**Activity list**
1. In the passage on NSA surveillance under EO 12333, in what month and year did the NSA first say that it derives much of its "foundational authority" from that order?
2. Carry on the passage about NSA surveillance under EO 12333, picking up after its last sentence.

___ Provided text ___

Describing how the NSA says it never “intentionally collects” US information, he warned the foreign data dragnet would inevitably include US data.
“The NSA is an intelligence organization — it’s going to be targeting foreigners. But it’s the way that it’s targeting millions of foreigners, and millions of foreign communications that will eventually pick up US persons’ data and information. And once that data has been collected, it must be destroyed.”
“It’s a question the NSA can’t reconcile, so they lean heavily on saying they never ‘intentionally collect’ the US person information,” he said.
A recent primer on EO 12333 written by the privacy group said the order “mandates rules for spying… on anyone within the United States.” The group also notes that, because the order remains inside the Executive Branch, the Obama administration could “repeal or modify” it immediately.
The American Civil Liberties Union said in a post on its website that the US government interprets USSID 18 to “permit it to sweep up Americans’ international communications without any court order and with little oversight.”
The privacy group has also filed a Freedom of Information lawsuit with a federal court in New York, questioning “whether it appropriately accommodates the constitutional rights of American citizens and residents whose communications are intercepted in the course of that surveillance.”
Although there is no direct evidence yet to suggest the NSA has exploited this loophole, network monitoring firm Renesys observed two “route hijacking” events in June and November 2013 that led internet traffic to be invisibly routed through Belarus and Iceland on separate occasions. These events are almost unnoticeable to the ordinary internet user, but the side effect is that data may be readable by foreign governments travelling through their country’s infrastructure. It also allows the NSA to capture that data by treating it as foreign data.
These legal and technical loopholes can allow “largely unrestrained surveillance on Americans communications,” the researchers wrote.
The NSA, whose job it is to produce intelligence from overseas targets, said for the first time in August 2013 that it derives much of its “foundational authority” for its operations from EO 12333. Recent Snowden disclosures shed new light on understanding the capabilities of the executive order.
It was also recently revealed that Snowden himself questioned the legal authority of EO 12333, according to one declassified email exchange released by Director of National Intelligence James Clapper.

___ Given entries ___

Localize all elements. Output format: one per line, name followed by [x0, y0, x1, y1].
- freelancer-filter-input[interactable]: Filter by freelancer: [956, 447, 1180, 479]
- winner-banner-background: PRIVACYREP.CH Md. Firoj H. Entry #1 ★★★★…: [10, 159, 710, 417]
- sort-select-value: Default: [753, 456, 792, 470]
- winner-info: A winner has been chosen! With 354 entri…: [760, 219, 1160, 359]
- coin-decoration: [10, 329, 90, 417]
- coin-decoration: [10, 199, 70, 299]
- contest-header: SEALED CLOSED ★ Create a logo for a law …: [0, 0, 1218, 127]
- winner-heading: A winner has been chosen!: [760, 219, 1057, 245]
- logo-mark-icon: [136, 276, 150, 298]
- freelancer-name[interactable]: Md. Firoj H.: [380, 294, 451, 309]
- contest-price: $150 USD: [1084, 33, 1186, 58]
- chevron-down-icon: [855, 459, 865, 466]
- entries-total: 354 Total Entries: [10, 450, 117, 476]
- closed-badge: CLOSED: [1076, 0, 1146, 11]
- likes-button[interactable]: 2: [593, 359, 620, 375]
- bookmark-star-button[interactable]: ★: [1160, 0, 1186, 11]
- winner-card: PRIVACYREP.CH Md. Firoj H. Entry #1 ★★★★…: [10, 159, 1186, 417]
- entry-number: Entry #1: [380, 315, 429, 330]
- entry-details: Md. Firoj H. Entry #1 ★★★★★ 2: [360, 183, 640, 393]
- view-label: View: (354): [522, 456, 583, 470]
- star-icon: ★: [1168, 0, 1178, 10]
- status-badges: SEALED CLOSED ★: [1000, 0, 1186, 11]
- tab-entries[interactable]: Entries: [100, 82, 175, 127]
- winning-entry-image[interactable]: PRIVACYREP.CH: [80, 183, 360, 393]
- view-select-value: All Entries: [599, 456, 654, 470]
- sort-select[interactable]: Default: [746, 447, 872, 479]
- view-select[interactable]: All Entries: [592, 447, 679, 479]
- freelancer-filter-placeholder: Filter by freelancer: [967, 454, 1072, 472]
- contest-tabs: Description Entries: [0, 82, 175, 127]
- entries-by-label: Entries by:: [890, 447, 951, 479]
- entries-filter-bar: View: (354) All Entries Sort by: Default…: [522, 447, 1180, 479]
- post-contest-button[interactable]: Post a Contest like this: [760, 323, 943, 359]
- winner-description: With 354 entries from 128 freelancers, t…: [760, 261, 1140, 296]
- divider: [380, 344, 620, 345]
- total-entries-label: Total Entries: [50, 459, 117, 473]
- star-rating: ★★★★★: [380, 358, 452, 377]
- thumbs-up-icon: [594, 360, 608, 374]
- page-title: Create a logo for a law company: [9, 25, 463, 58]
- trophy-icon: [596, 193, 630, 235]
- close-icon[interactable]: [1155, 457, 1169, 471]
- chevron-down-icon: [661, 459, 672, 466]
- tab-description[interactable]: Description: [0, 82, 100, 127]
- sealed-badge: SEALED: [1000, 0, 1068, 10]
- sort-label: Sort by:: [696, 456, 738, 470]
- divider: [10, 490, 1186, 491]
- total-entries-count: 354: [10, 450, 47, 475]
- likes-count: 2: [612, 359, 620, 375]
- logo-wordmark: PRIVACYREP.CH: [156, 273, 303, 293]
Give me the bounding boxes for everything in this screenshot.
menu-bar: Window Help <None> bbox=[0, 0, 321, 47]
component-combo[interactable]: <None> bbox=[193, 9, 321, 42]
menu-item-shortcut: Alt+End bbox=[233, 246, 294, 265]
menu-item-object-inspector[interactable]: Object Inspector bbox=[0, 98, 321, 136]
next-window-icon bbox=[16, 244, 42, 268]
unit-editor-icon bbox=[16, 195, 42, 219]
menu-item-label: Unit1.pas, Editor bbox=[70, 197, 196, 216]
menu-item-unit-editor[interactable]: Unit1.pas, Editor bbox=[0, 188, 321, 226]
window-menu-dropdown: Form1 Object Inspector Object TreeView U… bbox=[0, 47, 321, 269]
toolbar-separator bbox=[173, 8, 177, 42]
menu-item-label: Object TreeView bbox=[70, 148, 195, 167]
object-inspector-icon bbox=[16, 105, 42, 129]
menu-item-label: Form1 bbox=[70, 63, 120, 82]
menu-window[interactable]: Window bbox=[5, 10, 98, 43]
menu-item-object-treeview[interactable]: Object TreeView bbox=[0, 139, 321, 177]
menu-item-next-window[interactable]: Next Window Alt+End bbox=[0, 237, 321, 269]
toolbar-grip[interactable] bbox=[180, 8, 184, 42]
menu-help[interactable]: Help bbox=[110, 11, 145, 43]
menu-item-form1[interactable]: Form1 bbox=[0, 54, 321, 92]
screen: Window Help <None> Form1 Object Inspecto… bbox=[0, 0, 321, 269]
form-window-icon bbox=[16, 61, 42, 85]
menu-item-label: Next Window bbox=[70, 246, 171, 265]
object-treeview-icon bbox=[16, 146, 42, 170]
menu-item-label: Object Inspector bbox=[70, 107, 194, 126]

___

**Your written answers**
1. August 2013.

2.
According to John Schindler, a former NSA chief analyst, speaking to The Washington Post in October, the sole aim of the NSA’s “platoon” of lawyers’ is to figure out “how to stay within the law and maximize collection by exploiting every loophole.”
“It’s fair to say the rules are less restrictive under [EO] 12333 than they are under FISA,” he added.
FISA expanded the NSA’s powers allowing it to obtain foreign intelligence — including economic and political surveillance of foreign governments, companies, news outlets, and citizens. But the amended law in 2008 also restricted what can be collected on US citizens.
The so-called “targeting” and “minimization” procedures, which remain classified but were reported as a result of the Snowden leaks, were introduced to ensure any data inadvertently collected on US citizens from overseas would not be used in investigations. These were later criticized following subsequent leaks which suggested the rules on collecting US persons’ data were more relaxed than the statute led the public to believe.
US intelligence agencies can only do so much with US data, therefore they have a “strong incentive to conduct surveillance abroad,” the researchers say, which includes individuals and companies, because legal protections under the Fourth Amendment and FISA do not apply outside US territory.
“Programs under EO 12333 may collect startling amounts of sensitive data on both foreigners and Americans,” the paper summarizes, because it presumes by default that “targets and communications are non-Americans, precisely because their operations are conducted abroad.”